--- START OF Records for the task ---

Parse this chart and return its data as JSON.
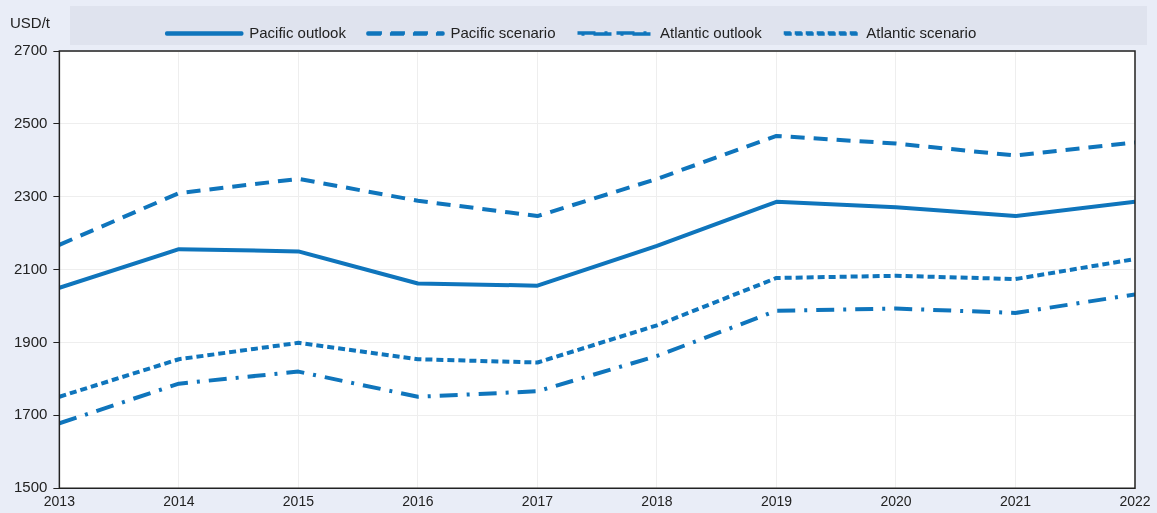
{
  "chart_data": {
    "type": "line",
    "ylabel": "USD/t",
    "x": [
      2013,
      2014,
      2015,
      2016,
      2017,
      2018,
      2019,
      2020,
      2021,
      2022
    ],
    "series": [
      {
        "name": "Pacific outlook",
        "color": "#0f75bc",
        "line_style": "solid",
        "values": [
          2050,
          2156,
          2150,
          2062,
          2056,
          2165,
          2286,
          2271,
          2247,
          2286
        ]
      },
      {
        "name": "Pacific scenario",
        "color": "#0f75bc",
        "line_style": "dashed",
        "values": [
          2168,
          2310,
          2349,
          2289,
          2247,
          2349,
          2467,
          2446,
          2413,
          2449
        ]
      },
      {
        "name": "Atlantic outlook",
        "color": "#0f75bc",
        "line_style": "dashdot",
        "values": [
          1678,
          1787,
          1820,
          1751,
          1766,
          1863,
          1987,
          1993,
          1981,
          2032
        ]
      },
      {
        "name": "Atlantic scenario",
        "color": "#0f75bc",
        "line_style": "dotted",
        "values": [
          1751,
          1854,
          1899,
          1854,
          1845,
          1947,
          2077,
          2083,
          2074,
          2129
        ]
      }
    ],
    "xlim": [
      2013,
      2022
    ],
    "xticks": [
      2013,
      2014,
      2015,
      2016,
      2017,
      2018,
      2019,
      2020,
      2021,
      2022
    ],
    "ylim": [
      1500,
      2700
    ],
    "yticks": [
      1500,
      1700,
      1900,
      2100,
      2300,
      2500,
      2700
    ],
    "grid": true,
    "legend": "top",
    "marker": "none"
  }
}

--- END OF Records for the task ---

Do not copy the pictures, but repeat every line exactly.

Output:
Parse this chart and return its data as JSON.
{
  "chart_data": {
    "type": "line",
    "ylabel": "USD/t",
    "x": [
      2013,
      2014,
      2015,
      2016,
      2017,
      2018,
      2019,
      2020,
      2021,
      2022
    ],
    "series": [
      {
        "name": "Pacific outlook",
        "color": "#0f75bc",
        "line_style": "solid",
        "values": [
          2050,
          2156,
          2150,
          2062,
          2056,
          2165,
          2286,
          2271,
          2247,
          2286
        ]
      },
      {
        "name": "Pacific scenario",
        "color": "#0f75bc",
        "line_style": "dashed",
        "values": [
          2168,
          2310,
          2349,
          2289,
          2247,
          2349,
          2467,
          2446,
          2413,
          2449
        ]
      },
      {
        "name": "Atlantic outlook",
        "color": "#0f75bc",
        "line_style": "dashdot",
        "values": [
          1678,
          1787,
          1820,
          1751,
          1766,
          1863,
          1987,
          1993,
          1981,
          2032
        ]
      },
      {
        "name": "Atlantic scenario",
        "color": "#0f75bc",
        "line_style": "dotted",
        "values": [
          1751,
          1854,
          1899,
          1854,
          1845,
          1947,
          2077,
          2083,
          2074,
          2129
        ]
      }
    ],
    "xlim": [
      2013,
      2022
    ],
    "xticks": [
      2013,
      2014,
      2015,
      2016,
      2017,
      2018,
      2019,
      2020,
      2021,
      2022
    ],
    "ylim": [
      1500,
      2700
    ],
    "yticks": [
      1500,
      1700,
      1900,
      2100,
      2300,
      2500,
      2700
    ],
    "grid": true,
    "legend": "top",
    "marker": "none"
  }
}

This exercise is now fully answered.